TO DO:
Check each line of the listing, and copy it if it contains the word "page".

Items from a data source:
◆ ◆ ◆ ◆

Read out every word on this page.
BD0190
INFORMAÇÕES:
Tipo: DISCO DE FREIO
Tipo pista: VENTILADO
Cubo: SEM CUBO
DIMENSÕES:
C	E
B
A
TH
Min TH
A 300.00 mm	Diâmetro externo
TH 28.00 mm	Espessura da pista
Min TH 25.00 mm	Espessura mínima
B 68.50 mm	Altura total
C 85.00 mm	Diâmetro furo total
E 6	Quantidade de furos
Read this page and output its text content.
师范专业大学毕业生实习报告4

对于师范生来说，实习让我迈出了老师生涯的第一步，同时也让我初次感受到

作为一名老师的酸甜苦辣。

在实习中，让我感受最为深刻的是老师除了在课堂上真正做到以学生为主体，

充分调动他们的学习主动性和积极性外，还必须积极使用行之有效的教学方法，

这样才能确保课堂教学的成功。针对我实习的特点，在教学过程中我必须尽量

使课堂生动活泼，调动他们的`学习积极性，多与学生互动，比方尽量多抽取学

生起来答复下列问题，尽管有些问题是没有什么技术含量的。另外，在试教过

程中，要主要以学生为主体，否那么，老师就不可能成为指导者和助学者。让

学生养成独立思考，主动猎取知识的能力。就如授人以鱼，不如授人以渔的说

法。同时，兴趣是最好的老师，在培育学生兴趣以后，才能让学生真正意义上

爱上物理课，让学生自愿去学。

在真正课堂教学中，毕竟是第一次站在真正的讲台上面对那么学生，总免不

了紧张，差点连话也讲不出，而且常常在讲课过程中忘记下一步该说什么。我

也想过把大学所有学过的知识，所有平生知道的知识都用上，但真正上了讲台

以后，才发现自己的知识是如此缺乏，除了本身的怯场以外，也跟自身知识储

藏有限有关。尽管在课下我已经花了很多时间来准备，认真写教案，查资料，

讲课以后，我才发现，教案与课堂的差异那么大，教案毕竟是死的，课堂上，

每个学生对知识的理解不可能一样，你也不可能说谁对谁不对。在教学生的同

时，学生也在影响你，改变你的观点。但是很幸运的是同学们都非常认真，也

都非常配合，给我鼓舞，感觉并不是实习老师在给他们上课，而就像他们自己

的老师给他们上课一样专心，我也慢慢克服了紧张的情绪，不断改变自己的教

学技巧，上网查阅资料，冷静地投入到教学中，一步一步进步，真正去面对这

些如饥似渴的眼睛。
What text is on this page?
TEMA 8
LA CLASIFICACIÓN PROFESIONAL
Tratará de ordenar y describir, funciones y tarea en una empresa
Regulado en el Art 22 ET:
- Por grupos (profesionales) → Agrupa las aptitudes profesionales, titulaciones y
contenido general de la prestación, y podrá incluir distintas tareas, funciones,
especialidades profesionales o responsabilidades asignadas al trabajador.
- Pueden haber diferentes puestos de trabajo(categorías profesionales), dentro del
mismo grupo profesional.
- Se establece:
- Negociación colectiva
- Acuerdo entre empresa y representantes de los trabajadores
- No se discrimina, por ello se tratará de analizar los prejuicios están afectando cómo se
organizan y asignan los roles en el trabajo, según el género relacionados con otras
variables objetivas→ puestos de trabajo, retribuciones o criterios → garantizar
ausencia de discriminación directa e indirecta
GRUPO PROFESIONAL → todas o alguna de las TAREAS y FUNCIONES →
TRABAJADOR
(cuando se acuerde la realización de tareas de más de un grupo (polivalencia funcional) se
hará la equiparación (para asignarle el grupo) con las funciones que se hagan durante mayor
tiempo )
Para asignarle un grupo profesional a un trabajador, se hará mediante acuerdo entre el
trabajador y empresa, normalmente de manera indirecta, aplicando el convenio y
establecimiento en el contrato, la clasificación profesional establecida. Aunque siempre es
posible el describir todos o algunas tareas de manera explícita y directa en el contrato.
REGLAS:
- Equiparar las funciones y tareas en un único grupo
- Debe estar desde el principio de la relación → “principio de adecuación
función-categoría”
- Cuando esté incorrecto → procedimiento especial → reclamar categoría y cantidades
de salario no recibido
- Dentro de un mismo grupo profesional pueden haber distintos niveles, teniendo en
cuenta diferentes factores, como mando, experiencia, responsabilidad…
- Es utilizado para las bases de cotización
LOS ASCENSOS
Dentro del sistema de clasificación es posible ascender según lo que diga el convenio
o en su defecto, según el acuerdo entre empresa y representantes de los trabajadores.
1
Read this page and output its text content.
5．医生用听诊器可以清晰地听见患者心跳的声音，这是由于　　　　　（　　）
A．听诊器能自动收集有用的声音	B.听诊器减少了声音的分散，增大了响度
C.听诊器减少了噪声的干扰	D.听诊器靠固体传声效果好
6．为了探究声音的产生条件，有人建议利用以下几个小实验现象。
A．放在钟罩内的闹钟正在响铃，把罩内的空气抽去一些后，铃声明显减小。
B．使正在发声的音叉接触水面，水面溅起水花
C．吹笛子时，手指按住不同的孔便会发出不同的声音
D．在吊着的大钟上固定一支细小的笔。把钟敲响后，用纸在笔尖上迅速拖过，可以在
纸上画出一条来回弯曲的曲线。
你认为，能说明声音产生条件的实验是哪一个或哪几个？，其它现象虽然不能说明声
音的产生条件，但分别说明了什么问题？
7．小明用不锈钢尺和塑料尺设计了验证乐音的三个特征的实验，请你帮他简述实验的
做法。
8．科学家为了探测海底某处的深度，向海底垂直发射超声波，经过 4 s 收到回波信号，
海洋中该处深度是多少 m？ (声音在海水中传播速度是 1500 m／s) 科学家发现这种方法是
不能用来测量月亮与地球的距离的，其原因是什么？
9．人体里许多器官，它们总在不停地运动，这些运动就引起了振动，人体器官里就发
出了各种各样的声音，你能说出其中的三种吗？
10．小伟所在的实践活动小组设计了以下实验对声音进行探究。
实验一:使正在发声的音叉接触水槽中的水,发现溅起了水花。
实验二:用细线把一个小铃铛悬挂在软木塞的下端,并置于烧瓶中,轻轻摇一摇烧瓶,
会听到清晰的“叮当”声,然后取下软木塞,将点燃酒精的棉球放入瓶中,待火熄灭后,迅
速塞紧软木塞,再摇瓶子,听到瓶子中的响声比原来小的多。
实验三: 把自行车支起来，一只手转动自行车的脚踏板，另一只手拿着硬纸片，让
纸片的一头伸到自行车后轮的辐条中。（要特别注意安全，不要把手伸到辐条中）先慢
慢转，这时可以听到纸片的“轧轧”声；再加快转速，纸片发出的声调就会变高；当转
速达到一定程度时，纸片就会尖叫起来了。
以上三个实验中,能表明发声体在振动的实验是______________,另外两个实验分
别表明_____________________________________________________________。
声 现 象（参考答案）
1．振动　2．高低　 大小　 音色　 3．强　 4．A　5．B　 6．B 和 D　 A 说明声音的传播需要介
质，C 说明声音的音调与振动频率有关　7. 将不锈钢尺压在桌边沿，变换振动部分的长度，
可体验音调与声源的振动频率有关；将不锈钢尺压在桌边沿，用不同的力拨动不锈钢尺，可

◆ ◆ ◆ ◆

RESULT FOR THIS EXERCISE:
Read out every word on this page.
Read this page and output its text content.
What text is on this page?
Read this page and output its text content.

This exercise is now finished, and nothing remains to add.